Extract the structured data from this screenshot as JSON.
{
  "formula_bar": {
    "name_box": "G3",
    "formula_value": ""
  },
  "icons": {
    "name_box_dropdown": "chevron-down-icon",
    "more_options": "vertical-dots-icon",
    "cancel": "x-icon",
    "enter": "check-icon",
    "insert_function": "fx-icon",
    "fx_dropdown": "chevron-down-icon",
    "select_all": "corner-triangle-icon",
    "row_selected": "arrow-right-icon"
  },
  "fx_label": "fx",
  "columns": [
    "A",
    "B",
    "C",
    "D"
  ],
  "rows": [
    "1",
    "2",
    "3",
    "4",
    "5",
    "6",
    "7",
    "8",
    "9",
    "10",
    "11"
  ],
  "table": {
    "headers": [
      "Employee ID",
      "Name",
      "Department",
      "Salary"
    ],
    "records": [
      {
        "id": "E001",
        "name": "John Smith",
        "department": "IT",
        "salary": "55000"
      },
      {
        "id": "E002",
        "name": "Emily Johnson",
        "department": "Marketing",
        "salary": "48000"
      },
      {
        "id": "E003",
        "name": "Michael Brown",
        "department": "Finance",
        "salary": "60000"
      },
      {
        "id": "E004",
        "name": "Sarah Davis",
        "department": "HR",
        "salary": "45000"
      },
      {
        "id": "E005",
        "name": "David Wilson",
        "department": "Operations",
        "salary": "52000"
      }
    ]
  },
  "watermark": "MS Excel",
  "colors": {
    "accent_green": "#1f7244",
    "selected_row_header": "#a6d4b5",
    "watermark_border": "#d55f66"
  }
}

....

◆ **SHORT PROBLEM**: Your task is to repeat the data exactly; please include every line.

◆ **SOLUTION TO THIS TASK**:
Extract the structured data from this screenshot as JSON.
{
  "formula_bar": {
    "name_box": "G3",
    "formula_value": ""
  },
  "icons": {
    "name_box_dropdown": "chevron-down-icon",
    "more_options": "vertical-dots-icon",
    "cancel": "x-icon",
    "enter": "check-icon",
    "insert_function": "fx-icon",
    "fx_dropdown": "chevron-down-icon",
    "select_all": "corner-triangle-icon",
    "row_selected": "arrow-right-icon"
  },
  "fx_label": "fx",
  "columns": [
    "A",
    "B",
    "C",
    "D"
  ],
  "rows": [
    "1",
    "2",
    "3",
    "4",
    "5",
    "6",
    "7",
    "8",
    "9",
    "10",
    "11"
  ],
  "table": {
    "headers": [
      "Employee ID",
      "Name",
      "Department",
      "Salary"
    ],
    "records": [
      {
        "id": "E001",
        "name": "John Smith",
        "department": "IT",
        "salary": "55000"
      },
      {
        "id": "E002",
        "name": "Emily Johnson",
        "department": "Marketing",
        "salary": "48000"
      },
      {
        "id": "E003",
        "name": "Michael Brown",
        "department": "Finance",
        "salary": "60000"
      },
      {
        "id": "E004",
        "name": "Sarah Davis",
        "department": "HR",
        "salary": "45000"
      },
      {
        "id": "E005",
        "name": "David Wilson",
        "department": "Operations",
        "salary": "52000"
      }
    ]
  },
  "watermark": "MS Excel",
  "colors": {
    "accent_green": "#1f7244",
    "selected_row_header": "#a6d4b5",
    "watermark_border": "#d55f66"
  }
}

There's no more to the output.